-- BEGIN SUPPLIED RECORDS --

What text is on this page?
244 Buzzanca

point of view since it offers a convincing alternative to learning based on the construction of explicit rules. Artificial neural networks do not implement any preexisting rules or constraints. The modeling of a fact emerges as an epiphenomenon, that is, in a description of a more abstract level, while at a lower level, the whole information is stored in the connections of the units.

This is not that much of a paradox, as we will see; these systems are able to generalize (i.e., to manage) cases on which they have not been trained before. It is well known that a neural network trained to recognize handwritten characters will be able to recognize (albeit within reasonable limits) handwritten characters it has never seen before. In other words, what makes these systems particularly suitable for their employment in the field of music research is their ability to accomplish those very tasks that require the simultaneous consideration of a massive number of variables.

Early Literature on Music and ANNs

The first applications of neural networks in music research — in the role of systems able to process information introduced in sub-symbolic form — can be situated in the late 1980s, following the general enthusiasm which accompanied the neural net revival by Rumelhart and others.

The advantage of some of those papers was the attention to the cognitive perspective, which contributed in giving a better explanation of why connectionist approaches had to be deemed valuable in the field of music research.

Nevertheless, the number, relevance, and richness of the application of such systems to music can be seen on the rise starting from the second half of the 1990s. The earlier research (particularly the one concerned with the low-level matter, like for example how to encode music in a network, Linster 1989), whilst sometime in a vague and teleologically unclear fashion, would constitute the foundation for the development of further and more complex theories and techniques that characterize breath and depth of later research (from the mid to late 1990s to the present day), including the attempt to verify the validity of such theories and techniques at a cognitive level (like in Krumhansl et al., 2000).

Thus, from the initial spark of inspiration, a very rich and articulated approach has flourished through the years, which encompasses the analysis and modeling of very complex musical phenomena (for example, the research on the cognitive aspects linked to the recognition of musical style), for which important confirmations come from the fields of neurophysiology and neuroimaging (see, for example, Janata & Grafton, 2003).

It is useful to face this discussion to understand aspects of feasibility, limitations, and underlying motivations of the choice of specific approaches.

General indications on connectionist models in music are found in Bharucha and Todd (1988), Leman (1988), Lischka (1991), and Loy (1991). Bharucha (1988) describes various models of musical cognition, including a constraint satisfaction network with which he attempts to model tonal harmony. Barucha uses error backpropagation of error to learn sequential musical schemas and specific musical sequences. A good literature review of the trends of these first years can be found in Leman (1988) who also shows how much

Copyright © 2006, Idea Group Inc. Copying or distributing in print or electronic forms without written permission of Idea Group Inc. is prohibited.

-- END SUPPLIED RECORDS --

Pull out each record as written and restate it exactly.

OUTPUT FOR THIS EXERCISE =>
What text is on this page?
244 Buzzanca

point of view since it offers a convincing alternative to learning based on the construction of explicit rules. Artificial neural networks do not implement any preexisting rules or constraints. The modeling of a fact emerges as an epiphenomenon, that is, in a description of a more abstract level, while at a lower level, the whole information is stored in the connections of the units.

This is not that much of a paradox, as we will see; these systems are able to generalize (i.e., to manage) cases on which they have not been trained before. It is well known that a neural network trained to recognize handwritten characters will be able to recognize (albeit within reasonable limits) handwritten characters it has never seen before. In other words, what makes these systems particularly suitable for their employment in the field of music research is their ability to accomplish those very tasks that require the simultaneous consideration of a massive number of variables.

Early Literature on Music and ANNs

The first applications of neural networks in music research — in the role of systems able to process information introduced in sub-symbolic form — can be situated in the late 1980s, following the general enthusiasm which accompanied the neural net revival by Rumelhart and others.

The advantage of some of those papers was the attention to the cognitive perspective, which contributed in giving a better explanation of why connectionist approaches had to be deemed valuable in the field of music research.

Nevertheless, the number, relevance, and richness of the application of such systems to music can be seen on the rise starting from the second half of the 1990s. The earlier research (particularly the one concerned with the low-level matter, like for example how to encode music in a network, Linster 1989), whilst sometime in a vague and teleologically unclear fashion, would constitute the foundation for the development of further and more complex theories and techniques that characterize breath and depth of later research (from the mid to late 1990s to the present day), including the attempt to verify the validity of such theories and techniques at a cognitive level (like in Krumhansl et al., 2000).

Thus, from the initial spark of inspiration, a very rich and articulated approach has flourished through the years, which encompasses the analysis and modeling of very complex musical phenomena (for example, the research on the cognitive aspects linked to the recognition of musical style), for which important confirmations come from the fields of neurophysiology and neuroimaging (see, for example, Janata & Grafton, 2003).

It is useful to face this discussion to understand aspects of feasibility, limitations, and underlying motivations of the choice of specific approaches.

General indications on connectionist models in music are found in Bharucha and Todd (1988), Leman (1988), Lischka (1991), and Loy (1991). Bharucha (1988) describes various models of musical cognition, including a constraint satisfaction network with which he attempts to model tonal harmony. Barucha uses error backpropagation of error to learn sequential musical schemas and specific musical sequences. A good literature review of the trends of these first years can be found in Leman (1988) who also shows how much

Copyright © 2006, Idea Group Inc. Copying or distributing in print or electronic forms without written permission of Idea Group Inc. is prohibited.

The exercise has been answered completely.